_GOAL OF THE EXERCISE_
Copy all of the records below verbatim.

** start of INPUT **

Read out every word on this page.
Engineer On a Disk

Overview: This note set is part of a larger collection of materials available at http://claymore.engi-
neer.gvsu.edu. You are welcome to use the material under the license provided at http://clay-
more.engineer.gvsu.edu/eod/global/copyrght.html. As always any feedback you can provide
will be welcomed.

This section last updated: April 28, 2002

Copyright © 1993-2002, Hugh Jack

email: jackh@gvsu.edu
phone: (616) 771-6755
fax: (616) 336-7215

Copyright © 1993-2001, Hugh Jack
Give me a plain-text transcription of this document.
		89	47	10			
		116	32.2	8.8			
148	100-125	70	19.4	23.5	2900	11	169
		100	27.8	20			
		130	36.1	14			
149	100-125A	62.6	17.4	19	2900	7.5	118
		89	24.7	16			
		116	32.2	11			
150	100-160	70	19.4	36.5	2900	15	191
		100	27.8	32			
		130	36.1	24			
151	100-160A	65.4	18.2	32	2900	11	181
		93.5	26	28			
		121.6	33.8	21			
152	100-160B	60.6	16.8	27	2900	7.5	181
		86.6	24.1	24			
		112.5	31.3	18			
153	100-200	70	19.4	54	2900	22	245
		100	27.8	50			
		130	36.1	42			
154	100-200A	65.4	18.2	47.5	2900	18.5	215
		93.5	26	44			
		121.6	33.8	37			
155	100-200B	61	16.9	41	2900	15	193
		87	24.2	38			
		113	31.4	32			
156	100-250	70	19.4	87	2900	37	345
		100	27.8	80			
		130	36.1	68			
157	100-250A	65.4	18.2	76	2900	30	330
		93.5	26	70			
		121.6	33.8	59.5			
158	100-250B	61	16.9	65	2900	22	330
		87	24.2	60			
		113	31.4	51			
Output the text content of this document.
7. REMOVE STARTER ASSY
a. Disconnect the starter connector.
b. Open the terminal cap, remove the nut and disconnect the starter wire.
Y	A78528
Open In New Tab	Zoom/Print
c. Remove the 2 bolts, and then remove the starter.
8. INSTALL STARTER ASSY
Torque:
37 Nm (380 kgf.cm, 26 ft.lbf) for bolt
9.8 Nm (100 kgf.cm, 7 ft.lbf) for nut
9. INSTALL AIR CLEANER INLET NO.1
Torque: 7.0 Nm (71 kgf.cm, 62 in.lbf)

** end of INPUT **

_THE OUTPUT_
Read out every word on this page.
Engineer On a Disk

Overview: This note set is part of a larger collection of materials available at http://claymore.engi-
neer.gvsu.edu. You are welcome to use the material under the license provided at http://clay-
more.engineer.gvsu.edu/eod/global/copyrght.html. As always any feedback you can provide
will be welcomed.

This section last updated: April 28, 2002

Copyright © 1993-2002, Hugh Jack

email: jackh@gvsu.edu
phone: (616) 771-6755
fax: (616) 336-7215

Copyright © 1993-2001, Hugh Jack
Give me a plain-text transcription of this document.
		89	47	10			
		116	32.2	8.8			
148	100-125	70	19.4	23.5	2900	11	169
		100	27.8	20			
		130	36.1	14			
149	100-125A	62.6	17.4	19	2900	7.5	118
		89	24.7	16			
		116	32.2	11			
150	100-160	70	19.4	36.5	2900	15	191
		100	27.8	32			
		130	36.1	24			
151	100-160A	65.4	18.2	32	2900	11	181
		93.5	26	28			
		121.6	33.8	21			
152	100-160B	60.6	16.8	27	2900	7.5	181
		86.6	24.1	24			
		112.5	31.3	18			
153	100-200	70	19.4	54	2900	22	245
		100	27.8	50			
		130	36.1	42			
154	100-200A	65.4	18.2	47.5	2900	18.5	215
		93.5	26	44			
		121.6	33.8	37			
155	100-200B	61	16.9	41	2900	15	193
		87	24.2	38			
		113	31.4	32			
156	100-250	70	19.4	87	2900	37	345
		100	27.8	80			
		130	36.1	68			
157	100-250A	65.4	18.2	76	2900	30	330
		93.5	26	70			
		121.6	33.8	59.5			
158	100-250B	61	16.9	65	2900	22	330
		87	24.2	60			
		113	31.4	51			
Output the text content of this document.
7. REMOVE STARTER ASSY
a. Disconnect the starter connector.
b. Open the terminal cap, remove the nut and disconnect the starter wire.
Y	A78528
Open In New Tab	Zoom/Print
c. Remove the 2 bolts, and then remove the starter.
8. INSTALL STARTER ASSY
Torque:
37 Nm (380 kgf.cm, 26 ft.lbf) for bolt
9.8 Nm (100 kgf.cm, 7 ft.lbf) for nut
9. INSTALL AIR CLEANER INLET NO.1
Torque: 7.0 Nm (71 kgf.cm, 62 in.lbf)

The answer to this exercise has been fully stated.